Show only lines that include "text".
* Begin STORED ROWS *
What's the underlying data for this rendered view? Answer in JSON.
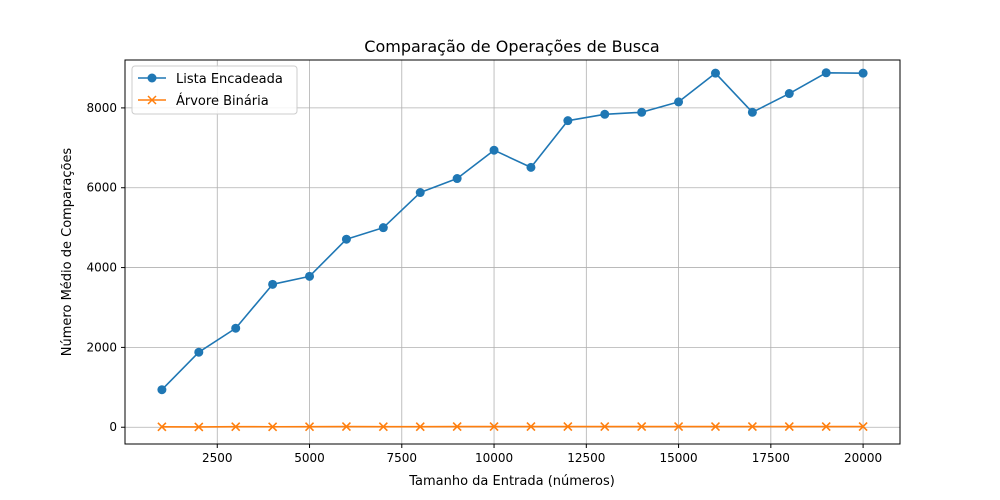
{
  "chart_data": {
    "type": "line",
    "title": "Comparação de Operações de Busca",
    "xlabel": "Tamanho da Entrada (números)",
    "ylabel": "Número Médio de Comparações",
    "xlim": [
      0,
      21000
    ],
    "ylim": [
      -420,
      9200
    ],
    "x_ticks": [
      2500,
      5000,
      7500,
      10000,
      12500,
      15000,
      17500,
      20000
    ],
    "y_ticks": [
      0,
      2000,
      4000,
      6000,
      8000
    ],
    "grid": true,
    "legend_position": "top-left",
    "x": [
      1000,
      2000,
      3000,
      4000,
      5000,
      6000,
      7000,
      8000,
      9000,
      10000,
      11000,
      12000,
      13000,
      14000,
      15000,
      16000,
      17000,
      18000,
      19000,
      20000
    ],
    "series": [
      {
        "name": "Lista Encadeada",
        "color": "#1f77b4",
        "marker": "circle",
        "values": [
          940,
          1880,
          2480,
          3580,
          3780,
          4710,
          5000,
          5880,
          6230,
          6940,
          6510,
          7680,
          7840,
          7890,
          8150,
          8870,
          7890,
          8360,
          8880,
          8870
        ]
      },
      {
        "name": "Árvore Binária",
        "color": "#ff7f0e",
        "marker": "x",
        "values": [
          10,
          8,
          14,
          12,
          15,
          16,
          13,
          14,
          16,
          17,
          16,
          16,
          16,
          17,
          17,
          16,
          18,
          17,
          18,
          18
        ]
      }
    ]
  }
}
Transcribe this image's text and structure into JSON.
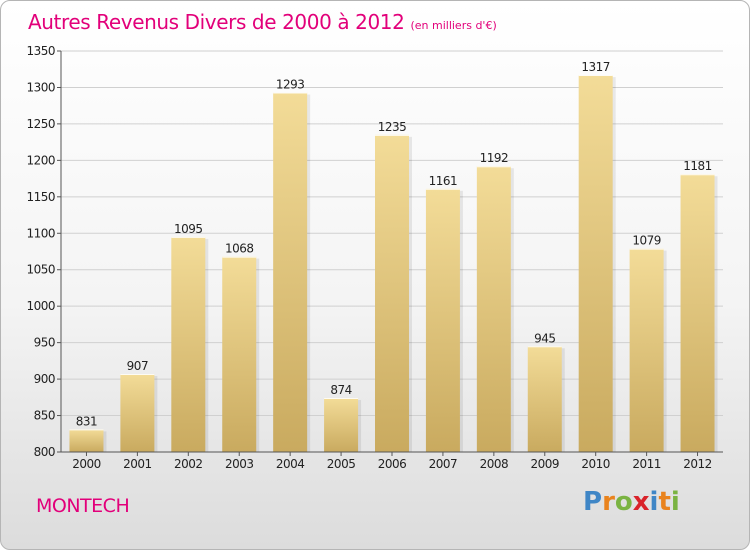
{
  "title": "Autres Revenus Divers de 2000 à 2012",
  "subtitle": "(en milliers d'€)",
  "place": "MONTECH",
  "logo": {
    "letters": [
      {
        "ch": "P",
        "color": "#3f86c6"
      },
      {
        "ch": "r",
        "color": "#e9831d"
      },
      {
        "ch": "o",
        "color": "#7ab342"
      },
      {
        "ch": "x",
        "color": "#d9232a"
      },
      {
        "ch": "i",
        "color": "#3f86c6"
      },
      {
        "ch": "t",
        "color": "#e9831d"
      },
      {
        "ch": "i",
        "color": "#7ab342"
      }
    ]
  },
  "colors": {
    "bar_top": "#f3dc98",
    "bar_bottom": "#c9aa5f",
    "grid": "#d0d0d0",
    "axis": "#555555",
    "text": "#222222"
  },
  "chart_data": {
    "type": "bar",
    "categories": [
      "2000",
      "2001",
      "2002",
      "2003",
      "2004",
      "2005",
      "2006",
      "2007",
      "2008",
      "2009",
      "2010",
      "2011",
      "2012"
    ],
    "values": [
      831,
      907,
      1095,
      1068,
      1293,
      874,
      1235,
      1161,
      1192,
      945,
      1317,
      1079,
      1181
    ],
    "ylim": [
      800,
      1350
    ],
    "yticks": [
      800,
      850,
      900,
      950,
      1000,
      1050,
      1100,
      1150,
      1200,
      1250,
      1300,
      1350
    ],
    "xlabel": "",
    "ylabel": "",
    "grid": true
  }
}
* End STORED ROWS *
:: RESULT ::
Transcribe this image's text and structure into JSON.
    "text": "#222222"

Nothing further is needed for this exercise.